start

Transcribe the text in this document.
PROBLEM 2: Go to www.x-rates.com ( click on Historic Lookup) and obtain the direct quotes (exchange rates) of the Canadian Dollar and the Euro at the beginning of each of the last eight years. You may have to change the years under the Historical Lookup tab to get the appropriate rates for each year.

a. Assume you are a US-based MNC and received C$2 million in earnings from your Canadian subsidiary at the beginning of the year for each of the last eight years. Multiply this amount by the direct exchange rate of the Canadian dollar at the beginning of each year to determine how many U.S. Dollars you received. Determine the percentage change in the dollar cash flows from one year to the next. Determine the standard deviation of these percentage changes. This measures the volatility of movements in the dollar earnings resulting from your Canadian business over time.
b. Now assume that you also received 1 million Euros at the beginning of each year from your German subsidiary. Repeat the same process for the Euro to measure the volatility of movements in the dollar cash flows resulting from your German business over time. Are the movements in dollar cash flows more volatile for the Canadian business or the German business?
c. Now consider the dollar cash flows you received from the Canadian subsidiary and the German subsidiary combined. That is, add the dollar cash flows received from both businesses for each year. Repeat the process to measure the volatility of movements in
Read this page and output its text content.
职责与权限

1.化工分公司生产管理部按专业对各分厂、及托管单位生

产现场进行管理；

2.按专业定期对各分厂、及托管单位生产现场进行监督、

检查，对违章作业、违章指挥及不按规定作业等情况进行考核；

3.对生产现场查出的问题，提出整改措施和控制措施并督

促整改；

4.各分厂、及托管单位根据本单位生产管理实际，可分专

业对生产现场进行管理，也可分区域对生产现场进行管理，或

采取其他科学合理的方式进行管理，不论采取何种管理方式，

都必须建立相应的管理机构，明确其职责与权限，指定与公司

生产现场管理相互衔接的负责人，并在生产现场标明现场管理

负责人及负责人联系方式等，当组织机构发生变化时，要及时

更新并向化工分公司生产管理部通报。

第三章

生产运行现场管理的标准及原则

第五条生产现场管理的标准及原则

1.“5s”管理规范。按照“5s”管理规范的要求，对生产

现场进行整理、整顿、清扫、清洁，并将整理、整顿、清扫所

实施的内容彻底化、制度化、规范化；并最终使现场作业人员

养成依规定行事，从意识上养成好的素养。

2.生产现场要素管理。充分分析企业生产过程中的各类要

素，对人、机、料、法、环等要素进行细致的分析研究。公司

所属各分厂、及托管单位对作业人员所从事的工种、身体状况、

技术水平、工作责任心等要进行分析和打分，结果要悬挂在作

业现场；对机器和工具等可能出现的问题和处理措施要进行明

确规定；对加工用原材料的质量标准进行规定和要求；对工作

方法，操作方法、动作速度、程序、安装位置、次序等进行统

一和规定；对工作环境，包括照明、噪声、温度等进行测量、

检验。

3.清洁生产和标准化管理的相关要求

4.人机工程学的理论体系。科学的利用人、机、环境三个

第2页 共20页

end

Written task: Take the entries above and copy them out exactly.

Reply:
Transcribe the text in this document.
PROBLEM 2: Go to www.x-rates.com ( click on Historic Lookup) and obtain the direct quotes (exchange rates) of the Canadian Dollar and the Euro at the beginning of each of the last eight years. You may have to change the years under the Historical Lookup tab to get the appropriate rates for each year.

a. Assume you are a US-based MNC and received C$2 million in earnings from your Canadian subsidiary at the beginning of the year for each of the last eight years. Multiply this amount by the direct exchange rate of the Canadian dollar at the beginning of each year to determine how many U.S. Dollars you received. Determine the percentage change in the dollar cash flows from one year to the next. Determine the standard deviation of these percentage changes. This measures the volatility of movements in the dollar earnings resulting from your Canadian business over time.
b. Now assume that you also received 1 million Euros at the beginning of each year from your German subsidiary. Repeat the same process for the Euro to measure the volatility of movements in the dollar cash flows resulting from your German business over time. Are the movements in dollar cash flows more volatile for the Canadian business or the German business?
c. Now consider the dollar cash flows you received from the Canadian subsidiary and the German subsidiary combined. That is, add the dollar cash flows received from both businesses for each year. Repeat the process to measure the volatility of movements in
Read this page and output its text content.
职责与权限

1.化工分公司生产管理部按专业对各分厂、及托管单位生

产现场进行管理；

2.按专业定期对各分厂、及托管单位生产现场进行监督、

检查，对违章作业、违章指挥及不按规定作业等情况进行考核；

3.对生产现场查出的问题，提出整改措施和控制措施并督

促整改；

4.各分厂、及托管单位根据本单位生产管理实际，可分专

业对生产现场进行管理，也可分区域对生产现场进行管理，或

采取其他科学合理的方式进行管理，不论采取何种管理方式，

都必须建立相应的管理机构，明确其职责与权限，指定与公司

生产现场管理相互衔接的负责人，并在生产现场标明现场管理

负责人及负责人联系方式等，当组织机构发生变化时，要及时

更新并向化工分公司生产管理部通报。

第三章

生产运行现场管理的标准及原则

第五条生产现场管理的标准及原则

1.“5s”管理规范。按照“5s”管理规范的要求，对生产

现场进行整理、整顿、清扫、清洁，并将整理、整顿、清扫所

实施的内容彻底化、制度化、规范化；并最终使现场作业人员

养成依规定行事，从意识上养成好的素养。

2.生产现场要素管理。充分分析企业生产过程中的各类要

素，对人、机、料、法、环等要素进行细致的分析研究。公司

所属各分厂、及托管单位对作业人员所从事的工种、身体状况、

技术水平、工作责任心等要进行分析和打分，结果要悬挂在作

业现场；对机器和工具等可能出现的问题和处理措施要进行明

确规定；对加工用原材料的质量标准进行规定和要求；对工作

方法，操作方法、动作速度、程序、安装位置、次序等进行统

一和规定；对工作环境，包括照明、噪声、温度等进行测量、

检验。

3.清洁生产和标准化管理的相关要求

4.人机工程学的理论体系。科学的利用人、机、环境三个

第2页 共20页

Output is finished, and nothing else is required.